**Input for this task:**
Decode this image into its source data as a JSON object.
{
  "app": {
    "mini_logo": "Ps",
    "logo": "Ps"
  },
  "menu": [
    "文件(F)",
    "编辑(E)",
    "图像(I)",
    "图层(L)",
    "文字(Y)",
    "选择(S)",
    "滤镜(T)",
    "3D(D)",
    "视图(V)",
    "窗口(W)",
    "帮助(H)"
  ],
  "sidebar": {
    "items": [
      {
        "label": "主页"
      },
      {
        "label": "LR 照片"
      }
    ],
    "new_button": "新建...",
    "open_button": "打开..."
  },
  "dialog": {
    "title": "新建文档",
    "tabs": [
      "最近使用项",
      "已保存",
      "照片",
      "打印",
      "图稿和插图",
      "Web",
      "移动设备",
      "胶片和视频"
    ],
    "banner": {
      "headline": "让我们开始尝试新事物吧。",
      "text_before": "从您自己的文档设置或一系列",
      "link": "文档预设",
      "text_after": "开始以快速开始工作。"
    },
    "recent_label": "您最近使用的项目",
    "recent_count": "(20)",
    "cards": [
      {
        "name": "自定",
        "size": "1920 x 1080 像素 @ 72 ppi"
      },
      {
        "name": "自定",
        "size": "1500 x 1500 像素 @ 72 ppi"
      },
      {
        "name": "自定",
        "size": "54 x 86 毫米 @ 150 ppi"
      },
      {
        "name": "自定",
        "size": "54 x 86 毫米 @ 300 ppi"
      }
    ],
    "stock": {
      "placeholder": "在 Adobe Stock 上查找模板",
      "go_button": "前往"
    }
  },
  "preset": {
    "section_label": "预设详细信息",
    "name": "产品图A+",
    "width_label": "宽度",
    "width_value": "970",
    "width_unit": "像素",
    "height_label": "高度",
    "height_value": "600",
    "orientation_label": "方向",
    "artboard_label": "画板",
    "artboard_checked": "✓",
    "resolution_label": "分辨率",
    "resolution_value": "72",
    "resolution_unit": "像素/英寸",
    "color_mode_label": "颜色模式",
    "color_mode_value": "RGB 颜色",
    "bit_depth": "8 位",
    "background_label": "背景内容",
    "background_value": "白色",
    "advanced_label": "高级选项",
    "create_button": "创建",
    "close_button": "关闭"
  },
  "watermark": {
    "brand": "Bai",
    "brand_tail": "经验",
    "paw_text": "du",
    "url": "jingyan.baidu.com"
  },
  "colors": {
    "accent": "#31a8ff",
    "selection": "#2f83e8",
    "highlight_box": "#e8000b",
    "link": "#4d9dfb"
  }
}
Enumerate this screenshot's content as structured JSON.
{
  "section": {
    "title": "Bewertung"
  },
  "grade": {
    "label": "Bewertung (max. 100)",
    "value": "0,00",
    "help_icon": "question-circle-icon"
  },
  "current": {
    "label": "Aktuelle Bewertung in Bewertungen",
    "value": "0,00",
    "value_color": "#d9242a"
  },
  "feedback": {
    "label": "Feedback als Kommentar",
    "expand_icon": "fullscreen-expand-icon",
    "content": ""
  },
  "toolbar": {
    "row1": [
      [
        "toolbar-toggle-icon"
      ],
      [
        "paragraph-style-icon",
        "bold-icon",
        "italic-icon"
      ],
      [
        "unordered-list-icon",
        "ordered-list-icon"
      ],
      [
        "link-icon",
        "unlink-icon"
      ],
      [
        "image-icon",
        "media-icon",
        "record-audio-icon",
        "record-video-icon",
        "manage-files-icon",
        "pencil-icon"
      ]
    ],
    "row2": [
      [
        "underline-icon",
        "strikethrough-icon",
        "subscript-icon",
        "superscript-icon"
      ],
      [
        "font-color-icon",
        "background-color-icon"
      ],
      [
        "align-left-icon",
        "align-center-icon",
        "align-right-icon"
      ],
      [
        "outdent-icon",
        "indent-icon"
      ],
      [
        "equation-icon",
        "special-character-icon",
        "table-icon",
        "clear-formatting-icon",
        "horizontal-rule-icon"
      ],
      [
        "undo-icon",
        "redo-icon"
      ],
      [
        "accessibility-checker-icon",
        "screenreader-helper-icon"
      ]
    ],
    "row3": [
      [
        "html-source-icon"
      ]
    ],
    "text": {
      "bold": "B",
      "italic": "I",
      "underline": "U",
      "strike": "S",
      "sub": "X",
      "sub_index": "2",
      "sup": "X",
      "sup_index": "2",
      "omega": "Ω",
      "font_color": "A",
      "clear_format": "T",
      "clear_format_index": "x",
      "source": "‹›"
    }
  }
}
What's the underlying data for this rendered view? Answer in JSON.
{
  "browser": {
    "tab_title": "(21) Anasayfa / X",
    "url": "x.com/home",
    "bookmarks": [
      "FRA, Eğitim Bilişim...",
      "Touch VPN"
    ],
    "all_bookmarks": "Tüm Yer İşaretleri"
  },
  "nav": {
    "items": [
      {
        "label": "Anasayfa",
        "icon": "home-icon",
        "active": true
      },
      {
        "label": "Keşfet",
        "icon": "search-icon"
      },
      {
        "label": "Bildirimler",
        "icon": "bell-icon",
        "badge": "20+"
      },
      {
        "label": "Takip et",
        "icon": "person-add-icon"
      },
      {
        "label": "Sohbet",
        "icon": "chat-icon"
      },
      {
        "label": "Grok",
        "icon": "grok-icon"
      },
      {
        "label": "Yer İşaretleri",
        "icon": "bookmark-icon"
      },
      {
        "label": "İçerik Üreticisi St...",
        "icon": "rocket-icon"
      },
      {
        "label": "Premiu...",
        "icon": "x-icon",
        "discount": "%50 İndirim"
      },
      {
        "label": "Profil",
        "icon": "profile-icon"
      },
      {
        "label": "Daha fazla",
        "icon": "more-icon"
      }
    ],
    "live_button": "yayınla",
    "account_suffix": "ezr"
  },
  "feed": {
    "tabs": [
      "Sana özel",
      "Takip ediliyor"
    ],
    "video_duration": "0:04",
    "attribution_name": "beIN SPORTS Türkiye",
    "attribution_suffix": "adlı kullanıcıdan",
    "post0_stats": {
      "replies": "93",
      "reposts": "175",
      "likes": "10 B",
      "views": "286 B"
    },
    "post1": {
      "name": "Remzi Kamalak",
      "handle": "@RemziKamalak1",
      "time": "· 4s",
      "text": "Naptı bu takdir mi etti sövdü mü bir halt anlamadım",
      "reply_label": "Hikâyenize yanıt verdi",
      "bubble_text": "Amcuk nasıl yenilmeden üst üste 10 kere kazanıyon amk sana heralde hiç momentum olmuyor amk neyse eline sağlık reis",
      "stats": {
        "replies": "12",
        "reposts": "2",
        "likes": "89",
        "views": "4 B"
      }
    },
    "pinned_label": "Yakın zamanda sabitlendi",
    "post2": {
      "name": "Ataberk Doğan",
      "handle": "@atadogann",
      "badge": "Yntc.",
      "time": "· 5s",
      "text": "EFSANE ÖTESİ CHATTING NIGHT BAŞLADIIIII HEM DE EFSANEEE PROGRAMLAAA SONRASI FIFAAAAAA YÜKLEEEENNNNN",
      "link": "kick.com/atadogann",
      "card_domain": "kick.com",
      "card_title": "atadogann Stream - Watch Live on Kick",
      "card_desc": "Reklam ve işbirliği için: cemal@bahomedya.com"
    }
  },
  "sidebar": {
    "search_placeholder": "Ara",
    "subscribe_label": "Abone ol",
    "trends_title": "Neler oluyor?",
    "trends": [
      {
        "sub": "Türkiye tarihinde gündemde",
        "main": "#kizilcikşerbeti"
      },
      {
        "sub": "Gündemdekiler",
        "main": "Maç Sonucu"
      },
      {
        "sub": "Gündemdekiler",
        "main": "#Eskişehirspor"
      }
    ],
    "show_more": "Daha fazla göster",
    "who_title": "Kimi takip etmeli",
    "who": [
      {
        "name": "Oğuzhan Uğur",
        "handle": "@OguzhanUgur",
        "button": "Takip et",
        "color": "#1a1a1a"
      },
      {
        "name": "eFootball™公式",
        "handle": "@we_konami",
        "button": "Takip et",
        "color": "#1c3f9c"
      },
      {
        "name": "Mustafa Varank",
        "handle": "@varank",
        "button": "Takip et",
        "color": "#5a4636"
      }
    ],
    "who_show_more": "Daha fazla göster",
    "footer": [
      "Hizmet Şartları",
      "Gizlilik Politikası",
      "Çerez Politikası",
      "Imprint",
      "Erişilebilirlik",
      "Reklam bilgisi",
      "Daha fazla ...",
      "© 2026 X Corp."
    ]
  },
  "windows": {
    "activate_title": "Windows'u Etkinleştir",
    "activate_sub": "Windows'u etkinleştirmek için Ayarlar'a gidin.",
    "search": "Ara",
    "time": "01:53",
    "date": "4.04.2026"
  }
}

**Direction:** Pull out all lines from the entries above in which the word "Anasayfa" appears.

**Result of the exercise:**
    "tab_title": "(21) Anasayfa / X",
        "label": "Anasayfa",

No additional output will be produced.